Problem description.
Check each line of the material below, and copy it if it holds the string "smoothed".

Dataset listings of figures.
══════════════════════════════

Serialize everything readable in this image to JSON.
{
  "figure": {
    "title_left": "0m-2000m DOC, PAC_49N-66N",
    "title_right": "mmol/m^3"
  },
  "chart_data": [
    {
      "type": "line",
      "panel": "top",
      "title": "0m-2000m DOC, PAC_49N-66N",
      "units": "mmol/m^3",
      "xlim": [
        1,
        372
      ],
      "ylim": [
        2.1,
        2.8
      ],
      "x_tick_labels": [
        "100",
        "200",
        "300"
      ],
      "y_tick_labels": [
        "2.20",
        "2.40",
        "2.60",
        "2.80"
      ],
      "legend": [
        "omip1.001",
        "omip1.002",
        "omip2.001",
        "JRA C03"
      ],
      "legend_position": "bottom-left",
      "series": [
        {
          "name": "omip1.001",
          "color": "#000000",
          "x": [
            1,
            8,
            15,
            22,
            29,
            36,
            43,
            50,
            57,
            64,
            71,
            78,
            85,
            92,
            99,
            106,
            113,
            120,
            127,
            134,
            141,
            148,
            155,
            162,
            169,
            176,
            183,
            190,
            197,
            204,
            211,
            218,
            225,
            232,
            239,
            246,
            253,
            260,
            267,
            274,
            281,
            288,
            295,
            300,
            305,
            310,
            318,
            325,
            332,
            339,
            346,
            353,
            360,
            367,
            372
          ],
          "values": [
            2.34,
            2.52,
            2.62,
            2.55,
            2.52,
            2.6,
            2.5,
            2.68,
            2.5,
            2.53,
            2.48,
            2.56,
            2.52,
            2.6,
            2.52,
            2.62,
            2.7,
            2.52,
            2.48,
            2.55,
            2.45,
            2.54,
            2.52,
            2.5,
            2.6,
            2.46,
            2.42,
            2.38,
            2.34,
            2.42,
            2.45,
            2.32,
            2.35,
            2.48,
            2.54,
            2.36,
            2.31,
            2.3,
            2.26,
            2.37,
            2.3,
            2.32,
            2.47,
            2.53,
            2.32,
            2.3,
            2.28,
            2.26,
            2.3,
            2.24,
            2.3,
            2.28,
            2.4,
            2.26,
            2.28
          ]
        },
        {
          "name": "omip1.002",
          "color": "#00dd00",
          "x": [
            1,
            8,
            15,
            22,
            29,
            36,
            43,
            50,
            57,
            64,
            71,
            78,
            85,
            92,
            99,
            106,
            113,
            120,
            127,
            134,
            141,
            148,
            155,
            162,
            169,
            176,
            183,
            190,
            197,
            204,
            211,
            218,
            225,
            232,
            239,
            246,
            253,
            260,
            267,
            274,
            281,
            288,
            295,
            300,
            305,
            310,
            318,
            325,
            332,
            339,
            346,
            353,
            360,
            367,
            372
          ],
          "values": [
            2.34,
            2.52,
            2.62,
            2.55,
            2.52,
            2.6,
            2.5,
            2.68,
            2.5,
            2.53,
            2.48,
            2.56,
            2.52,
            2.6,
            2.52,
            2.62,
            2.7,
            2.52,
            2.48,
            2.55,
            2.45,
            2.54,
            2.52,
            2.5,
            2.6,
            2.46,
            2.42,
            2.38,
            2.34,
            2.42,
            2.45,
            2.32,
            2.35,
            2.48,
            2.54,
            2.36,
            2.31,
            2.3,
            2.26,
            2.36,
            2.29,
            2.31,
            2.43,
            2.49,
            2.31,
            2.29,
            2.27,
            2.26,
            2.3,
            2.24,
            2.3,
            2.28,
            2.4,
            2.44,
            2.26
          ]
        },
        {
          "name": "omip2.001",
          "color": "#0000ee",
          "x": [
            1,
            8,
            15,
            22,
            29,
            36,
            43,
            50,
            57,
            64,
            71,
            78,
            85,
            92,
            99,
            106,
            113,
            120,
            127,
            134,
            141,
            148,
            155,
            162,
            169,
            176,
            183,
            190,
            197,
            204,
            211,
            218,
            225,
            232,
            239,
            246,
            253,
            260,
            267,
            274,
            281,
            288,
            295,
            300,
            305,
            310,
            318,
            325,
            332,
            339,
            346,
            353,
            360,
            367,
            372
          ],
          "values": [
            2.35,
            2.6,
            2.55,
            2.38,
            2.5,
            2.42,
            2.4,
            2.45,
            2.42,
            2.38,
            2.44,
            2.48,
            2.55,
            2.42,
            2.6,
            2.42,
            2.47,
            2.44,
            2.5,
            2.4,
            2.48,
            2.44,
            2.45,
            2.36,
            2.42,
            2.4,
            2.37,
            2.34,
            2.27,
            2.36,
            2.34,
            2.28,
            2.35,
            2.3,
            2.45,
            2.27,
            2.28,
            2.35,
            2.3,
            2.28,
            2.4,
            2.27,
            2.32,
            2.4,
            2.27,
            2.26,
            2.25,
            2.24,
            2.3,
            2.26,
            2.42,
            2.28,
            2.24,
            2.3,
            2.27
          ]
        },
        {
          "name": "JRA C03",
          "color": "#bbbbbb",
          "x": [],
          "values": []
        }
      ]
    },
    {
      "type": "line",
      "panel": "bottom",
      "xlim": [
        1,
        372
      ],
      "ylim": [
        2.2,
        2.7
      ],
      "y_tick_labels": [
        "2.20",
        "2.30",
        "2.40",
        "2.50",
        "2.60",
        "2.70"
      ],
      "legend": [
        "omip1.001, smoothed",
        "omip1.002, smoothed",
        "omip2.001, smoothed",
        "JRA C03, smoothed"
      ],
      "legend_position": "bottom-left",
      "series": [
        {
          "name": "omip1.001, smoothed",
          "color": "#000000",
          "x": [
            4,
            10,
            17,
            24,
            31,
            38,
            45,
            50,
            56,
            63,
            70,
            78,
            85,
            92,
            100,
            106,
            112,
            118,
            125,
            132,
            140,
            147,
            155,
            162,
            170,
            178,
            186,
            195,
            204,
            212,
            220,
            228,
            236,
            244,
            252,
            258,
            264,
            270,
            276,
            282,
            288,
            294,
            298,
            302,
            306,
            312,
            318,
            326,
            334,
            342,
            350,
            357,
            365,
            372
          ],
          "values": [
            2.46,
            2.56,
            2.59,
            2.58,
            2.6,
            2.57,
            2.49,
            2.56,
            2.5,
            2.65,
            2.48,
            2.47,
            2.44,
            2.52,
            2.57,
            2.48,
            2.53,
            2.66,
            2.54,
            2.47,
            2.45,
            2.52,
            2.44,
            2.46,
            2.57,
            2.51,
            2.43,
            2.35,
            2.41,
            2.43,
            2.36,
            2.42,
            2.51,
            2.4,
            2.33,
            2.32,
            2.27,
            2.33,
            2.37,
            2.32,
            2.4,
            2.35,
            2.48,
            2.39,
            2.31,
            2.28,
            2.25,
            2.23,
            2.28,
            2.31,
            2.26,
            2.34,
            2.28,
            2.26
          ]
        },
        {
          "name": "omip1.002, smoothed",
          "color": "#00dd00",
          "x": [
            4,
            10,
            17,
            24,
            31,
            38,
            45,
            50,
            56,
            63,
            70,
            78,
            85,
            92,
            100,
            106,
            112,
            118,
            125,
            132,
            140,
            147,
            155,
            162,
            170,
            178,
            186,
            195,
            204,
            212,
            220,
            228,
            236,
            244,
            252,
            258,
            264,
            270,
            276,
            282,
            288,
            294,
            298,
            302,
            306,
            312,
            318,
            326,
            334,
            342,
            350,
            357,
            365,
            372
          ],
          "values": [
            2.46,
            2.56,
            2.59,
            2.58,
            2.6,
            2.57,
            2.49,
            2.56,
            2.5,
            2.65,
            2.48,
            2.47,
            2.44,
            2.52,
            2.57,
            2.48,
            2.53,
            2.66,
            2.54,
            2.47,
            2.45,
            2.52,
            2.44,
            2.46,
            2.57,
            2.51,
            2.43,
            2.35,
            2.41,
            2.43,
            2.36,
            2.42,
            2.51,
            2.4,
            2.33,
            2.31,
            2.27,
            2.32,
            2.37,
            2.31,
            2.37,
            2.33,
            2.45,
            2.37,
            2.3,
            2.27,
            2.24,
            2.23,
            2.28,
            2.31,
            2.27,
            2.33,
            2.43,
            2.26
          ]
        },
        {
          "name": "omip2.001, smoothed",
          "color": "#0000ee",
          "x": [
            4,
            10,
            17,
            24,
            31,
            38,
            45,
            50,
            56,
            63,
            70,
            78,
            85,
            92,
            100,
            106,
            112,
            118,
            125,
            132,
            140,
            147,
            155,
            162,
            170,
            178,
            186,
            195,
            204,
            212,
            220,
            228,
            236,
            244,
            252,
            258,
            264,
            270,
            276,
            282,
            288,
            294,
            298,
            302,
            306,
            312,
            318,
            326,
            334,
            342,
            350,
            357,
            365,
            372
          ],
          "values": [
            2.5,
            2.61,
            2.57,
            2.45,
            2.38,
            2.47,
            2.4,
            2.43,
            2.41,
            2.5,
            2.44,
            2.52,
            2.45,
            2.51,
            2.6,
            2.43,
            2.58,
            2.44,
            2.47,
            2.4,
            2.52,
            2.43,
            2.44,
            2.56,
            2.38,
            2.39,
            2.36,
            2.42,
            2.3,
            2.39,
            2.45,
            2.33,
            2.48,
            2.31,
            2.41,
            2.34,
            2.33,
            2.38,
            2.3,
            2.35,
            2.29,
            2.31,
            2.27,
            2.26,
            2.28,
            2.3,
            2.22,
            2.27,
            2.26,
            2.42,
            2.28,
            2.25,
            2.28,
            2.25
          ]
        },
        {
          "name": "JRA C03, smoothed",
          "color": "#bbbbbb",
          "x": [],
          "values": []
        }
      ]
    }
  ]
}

══════════════════════════════

Answer to the task.
        "omip1.001, smoothed",
        "omip1.002, smoothed",
        "omip2.001, smoothed",
        "JRA C03, smoothed"
          "name": "omip1.001, smoothed",
          "name": "omip1.002, smoothed",
          "name": "omip2.001, smoothed",
          "name": "JRA C03, smoothed",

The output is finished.